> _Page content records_

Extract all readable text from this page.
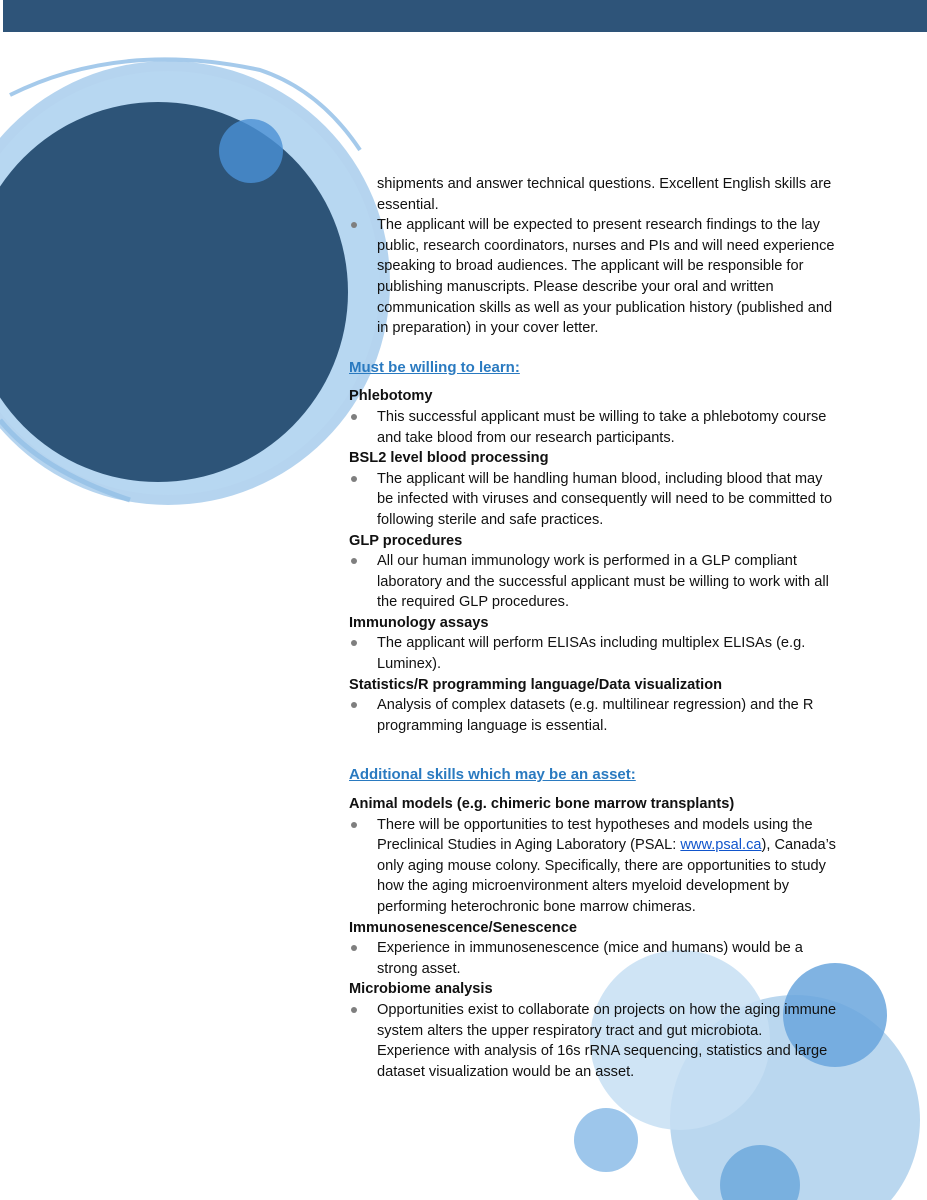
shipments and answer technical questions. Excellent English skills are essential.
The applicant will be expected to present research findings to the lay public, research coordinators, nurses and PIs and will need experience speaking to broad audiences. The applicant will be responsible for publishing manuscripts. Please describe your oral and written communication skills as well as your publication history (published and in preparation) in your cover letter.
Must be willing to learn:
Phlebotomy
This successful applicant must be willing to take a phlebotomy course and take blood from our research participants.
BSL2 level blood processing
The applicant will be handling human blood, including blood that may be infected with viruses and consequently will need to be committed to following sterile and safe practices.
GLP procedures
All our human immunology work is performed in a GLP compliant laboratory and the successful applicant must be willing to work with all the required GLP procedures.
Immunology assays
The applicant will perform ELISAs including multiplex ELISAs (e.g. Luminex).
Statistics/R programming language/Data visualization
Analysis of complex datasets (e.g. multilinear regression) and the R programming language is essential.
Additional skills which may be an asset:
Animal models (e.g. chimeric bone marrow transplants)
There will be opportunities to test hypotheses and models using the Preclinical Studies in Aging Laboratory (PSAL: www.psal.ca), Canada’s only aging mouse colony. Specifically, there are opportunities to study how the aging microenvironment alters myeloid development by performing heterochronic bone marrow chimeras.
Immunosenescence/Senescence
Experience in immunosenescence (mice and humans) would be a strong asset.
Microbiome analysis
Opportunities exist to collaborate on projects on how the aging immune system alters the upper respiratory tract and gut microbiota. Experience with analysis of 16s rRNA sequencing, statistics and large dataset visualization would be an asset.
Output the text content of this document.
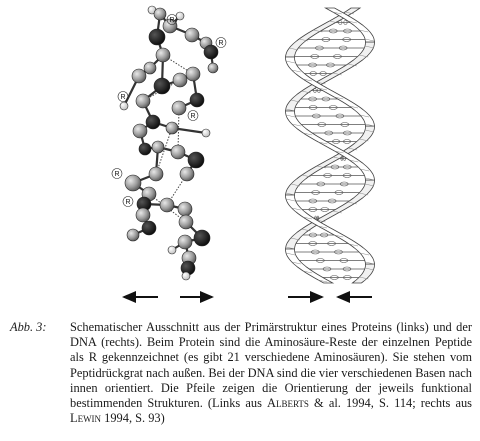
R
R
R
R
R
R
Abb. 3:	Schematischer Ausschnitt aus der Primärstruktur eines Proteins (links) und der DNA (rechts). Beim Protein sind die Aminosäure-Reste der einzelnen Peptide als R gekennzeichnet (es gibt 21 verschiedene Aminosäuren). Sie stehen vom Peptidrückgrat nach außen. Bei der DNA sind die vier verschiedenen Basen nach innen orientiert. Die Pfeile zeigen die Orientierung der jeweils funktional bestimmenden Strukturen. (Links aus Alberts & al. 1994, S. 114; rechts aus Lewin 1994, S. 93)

> _WORK INSTRUCTION_
Repeat each line above exactly. The pictures stay out.

> _RESULT OF THIS EXERCISE_
Extract all readable text from this page.
shipments and answer technical questions. Excellent English skills are essential.
The applicant will be expected to present research findings to the lay public, research coordinators, nurses and PIs and will need experience speaking to broad audiences. The applicant will be responsible for publishing manuscripts. Please describe your oral and written communication skills as well as your publication history (published and in preparation) in your cover letter.
Must be willing to learn:
Phlebotomy
This successful applicant must be willing to take a phlebotomy course and take blood from our research participants.
BSL2 level blood processing
The applicant will be handling human blood, including blood that may be infected with viruses and consequently will need to be committed to following sterile and safe practices.
GLP procedures
All our human immunology work is performed in a GLP compliant laboratory and the successful applicant must be willing to work with all the required GLP procedures.
Immunology assays
The applicant will perform ELISAs including multiplex ELISAs (e.g. Luminex).
Statistics/R programming language/Data visualization
Analysis of complex datasets (e.g. multilinear regression) and the R programming language is essential.
Additional skills which may be an asset:
Animal models (e.g. chimeric bone marrow transplants)
There will be opportunities to test hypotheses and models using the Preclinical Studies in Aging Laboratory (PSAL: www.psal.ca), Canada’s only aging mouse colony. Specifically, there are opportunities to study how the aging microenvironment alters myeloid development by performing heterochronic bone marrow chimeras.
Immunosenescence/Senescence
Experience in immunosenescence (mice and humans) would be a strong asset.
Microbiome analysis
Opportunities exist to collaborate on projects on how the aging immune system alters the upper respiratory tract and gut microbiota. Experience with analysis of 16s rRNA sequencing, statistics and large dataset visualization would be an asset.
Output the text content of this document.
R
R
R
R
R
R
Abb. 3:	Schematischer Ausschnitt aus der Primärstruktur eines Proteins (links) und der DNA (rechts). Beim Protein sind die Aminosäure-Reste der einzelnen Peptide als R gekennzeichnet (es gibt 21 verschiedene Aminosäuren). Sie stehen vom Peptidrückgrat nach außen. Bei der DNA sind die vier verschiedenen Basen nach innen orientiert. Die Pfeile zeigen die Orientierung der jeweils funktional bestimmenden Strukturen. (Links aus Alberts & al. 1994, S. 114; rechts aus Lewin 1994, S. 93)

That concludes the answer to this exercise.